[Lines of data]
◇ ◇ ◇ ◇ ◇ ◇ ◇

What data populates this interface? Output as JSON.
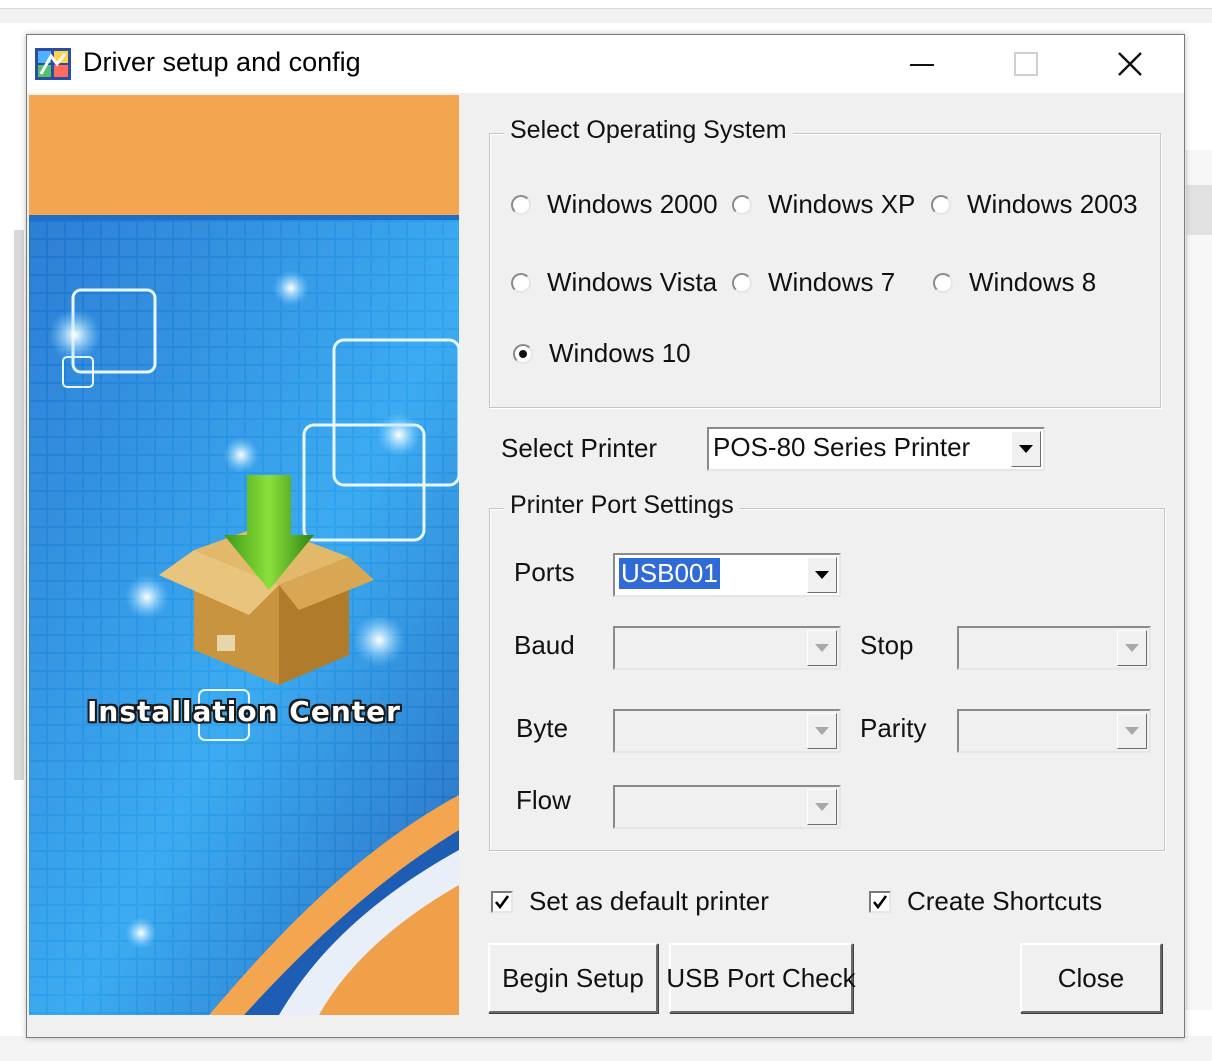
{
  "window": {
    "title": "Driver setup and config",
    "icon": "installer-app-icon",
    "controls": [
      "minimize",
      "maximize",
      "close"
    ]
  },
  "banner": {
    "label": "Installation Center",
    "colors": {
      "orange": "#f4a550",
      "blue": "#1e74d0",
      "highlight": "#2ea5f0"
    }
  },
  "os_group": {
    "title": "Select Operating System",
    "options": [
      {
        "label": "Windows 2000",
        "checked": false
      },
      {
        "label": "Windows XP",
        "checked": false
      },
      {
        "label": "Windows 2003",
        "checked": false
      },
      {
        "label": "Windows Vista",
        "checked": false
      },
      {
        "label": "Windows 7",
        "checked": false
      },
      {
        "label": "Windows 8",
        "checked": false
      },
      {
        "label": "Windows 10",
        "checked": true
      }
    ]
  },
  "printer": {
    "label": "Select Printer",
    "value": "POS-80 Series Printer"
  },
  "port_group": {
    "title": "Printer Port Settings",
    "ports_label": "Ports",
    "ports_value": "USB001",
    "baud_label": "Baud",
    "stop_label": "Stop",
    "byte_label": "Byte",
    "parity_label": "Parity",
    "flow_label": "Flow"
  },
  "options": {
    "default_printer": {
      "label": "Set as default printer",
      "checked": true
    },
    "shortcuts": {
      "label": "Create Shortcuts",
      "checked": true
    }
  },
  "buttons": {
    "begin_setup": "Begin Setup",
    "usb_check": "USB Port Check",
    "close": "Close"
  },
  "accent": "#2f6ad7"
}
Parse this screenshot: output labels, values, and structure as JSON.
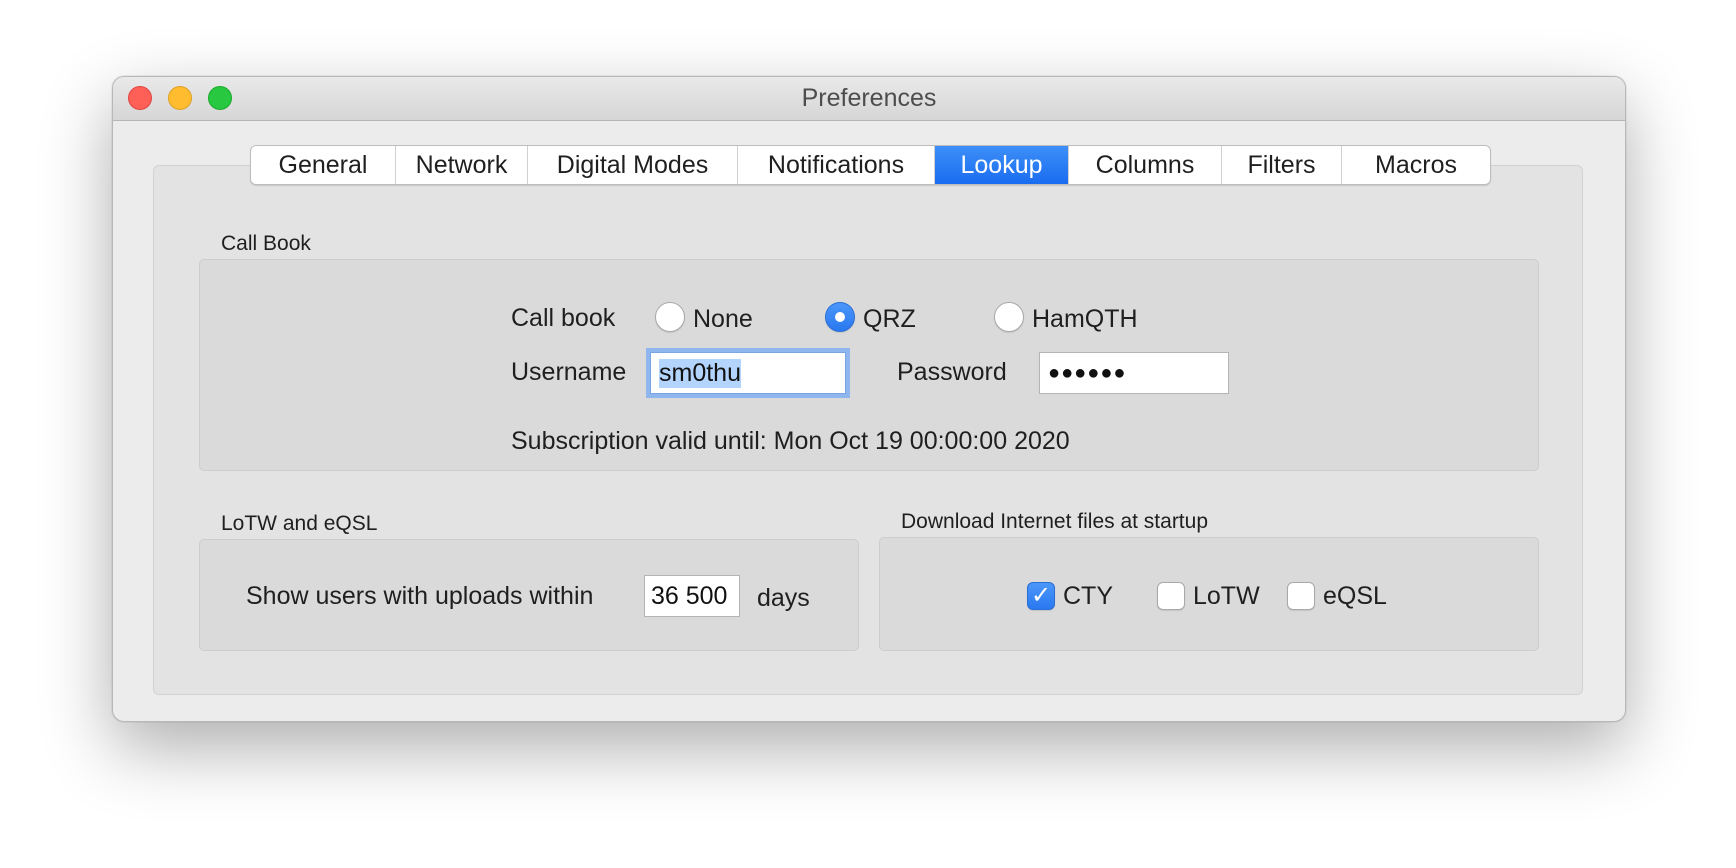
{
  "window": {
    "title": "Preferences"
  },
  "tabs": [
    {
      "label": "General",
      "active": false
    },
    {
      "label": "Network",
      "active": false
    },
    {
      "label": "Digital Modes",
      "active": false
    },
    {
      "label": "Notifications",
      "active": false
    },
    {
      "label": "Lookup",
      "active": true
    },
    {
      "label": "Columns",
      "active": false
    },
    {
      "label": "Filters",
      "active": false
    },
    {
      "label": "Macros",
      "active": false
    }
  ],
  "callbook": {
    "group_label": "Call Book",
    "label": "Call book",
    "options": [
      {
        "label": "None",
        "selected": false
      },
      {
        "label": "QRZ",
        "selected": true
      },
      {
        "label": "HamQTH",
        "selected": false
      }
    ],
    "username_label": "Username",
    "username_value": "sm0thu",
    "password_label": "Password",
    "password_value": "●●●●●●",
    "subscription_text": "Subscription valid until: Mon Oct 19 00:00:00 2020"
  },
  "lotw": {
    "group_label": "LoTW and eQSL",
    "label": "Show users with uploads within",
    "days_value": "36 500",
    "unit": "days"
  },
  "downloads": {
    "group_label": "Download Internet files at startup",
    "items": [
      {
        "label": "CTY",
        "checked": true
      },
      {
        "label": "LoTW",
        "checked": false
      },
      {
        "label": "eQSL",
        "checked": false
      }
    ]
  },
  "colors": {
    "accent": "#2a78f1",
    "selection": "#b3d4fc",
    "close": "#fe5f57",
    "minimize": "#febc2e",
    "maximize": "#28c840"
  }
}
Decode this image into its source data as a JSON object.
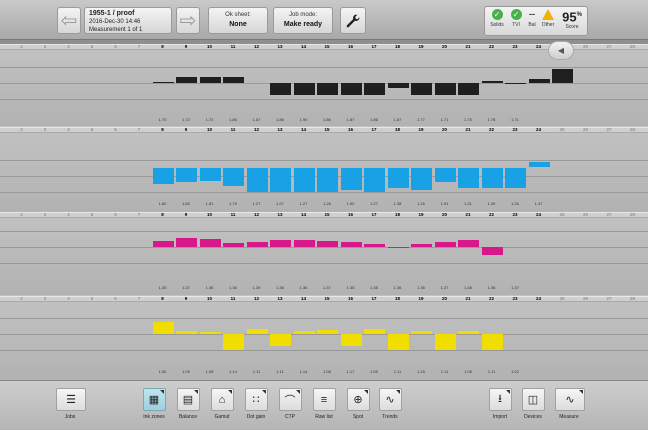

◇ ◇ ◇ ◇ ◇ ◇ ◇

→ **GOAL**
Reproduce every entry word for word, but omit the pictures.

→ **SOLUTION TO THE EXERCISE**
What data populates this interface? Output as JSON.
{
  "window": {
    "title": "Driver setup and config",
    "icon": "installer-app-icon",
    "controls": [
      "minimize",
      "maximize",
      "close"
    ]
  },
  "banner": {
    "label": "Installation Center",
    "colors": {
      "orange": "#f4a550",
      "blue": "#1e74d0",
      "highlight": "#2ea5f0"
    }
  },
  "os_group": {
    "title": "Select Operating System",
    "options": [
      {
        "label": "Windows 2000",
        "checked": false
      },
      {
        "label": "Windows XP",
        "checked": false
      },
      {
        "label": "Windows 2003",
        "checked": false
      },
      {
        "label": "Windows Vista",
        "checked": false
      },
      {
        "label": "Windows 7",
        "checked": false
      },
      {
        "label": "Windows 8",
        "checked": false
      },
      {
        "label": "Windows 10",
        "checked": true
      }
    ]
  },
  "printer": {
    "label": "Select Printer",
    "value": "POS-80 Series Printer"
  },
  "port_group": {
    "title": "Printer Port Settings",
    "ports_label": "Ports",
    "ports_value": "USB001",
    "baud_label": "Baud",
    "stop_label": "Stop",
    "byte_label": "Byte",
    "parity_label": "Parity",
    "flow_label": "Flow"
  },
  "options": {
    "default_printer": {
      "label": "Set as default printer",
      "checked": true
    },
    "shortcuts": {
      "label": "Create Shortcuts",
      "checked": true
    }
  },
  "buttons": {
    "begin_setup": "Begin Setup",
    "usb_check": "USB Port Check",
    "close": "Close"
  },
  "accent": "#2f6ad7"
}
Parse this screenshot: output labels, values, and structure as JSON.
{
  "window": {
    "title": "Preferences"
  },
  "tabs": [
    {
      "label": "General",
      "active": false
    },
    {
      "label": "Network",
      "active": false
    },
    {
      "label": "Digital Modes",
      "active": false
    },
    {
      "label": "Notifications",
      "active": false
    },
    {
      "label": "Lookup",
      "active": true
    },
    {
      "label": "Columns",
      "active": false
    },
    {
      "label": "Filters",
      "active": false
    },
    {
      "label": "Macros",
      "active": false
    }
  ],
  "callbook": {
    "group_label": "Call Book",
    "label": "Call book",
    "options": [
      {
        "label": "None",
        "selected": false
      },
      {
        "label": "QRZ",
        "selected": true
      },
      {
        "label": "HamQTH",
        "selected": false
      }
    ],
    "username_label": "Username",
    "username_value": "sm0thu",
    "password_label": "Password",
    "password_value": "●●●●●●",
    "subscription_text": "Subscription valid until: Mon Oct 19 00:00:00 2020"
  },
  "lotw": {
    "group_label": "LoTW and eQSL",
    "label": "Show users with uploads within",
    "days_value": "36 500",
    "unit": "days"
  },
  "downloads": {
    "group_label": "Download Internet files at startup",
    "items": [
      {
        "label": "CTY",
        "checked": true
      },
      {
        "label": "LoTW",
        "checked": false
      },
      {
        "label": "eQSL",
        "checked": false
      }
    ]
  },
  "colors": {
    "accent": "#2a78f1",
    "selection": "#b3d4fc",
    "close": "#fe5f57",
    "minimize": "#febc2e",
    "maximize": "#28c840"
  }
}
Decode this image into its source data as a JSON object.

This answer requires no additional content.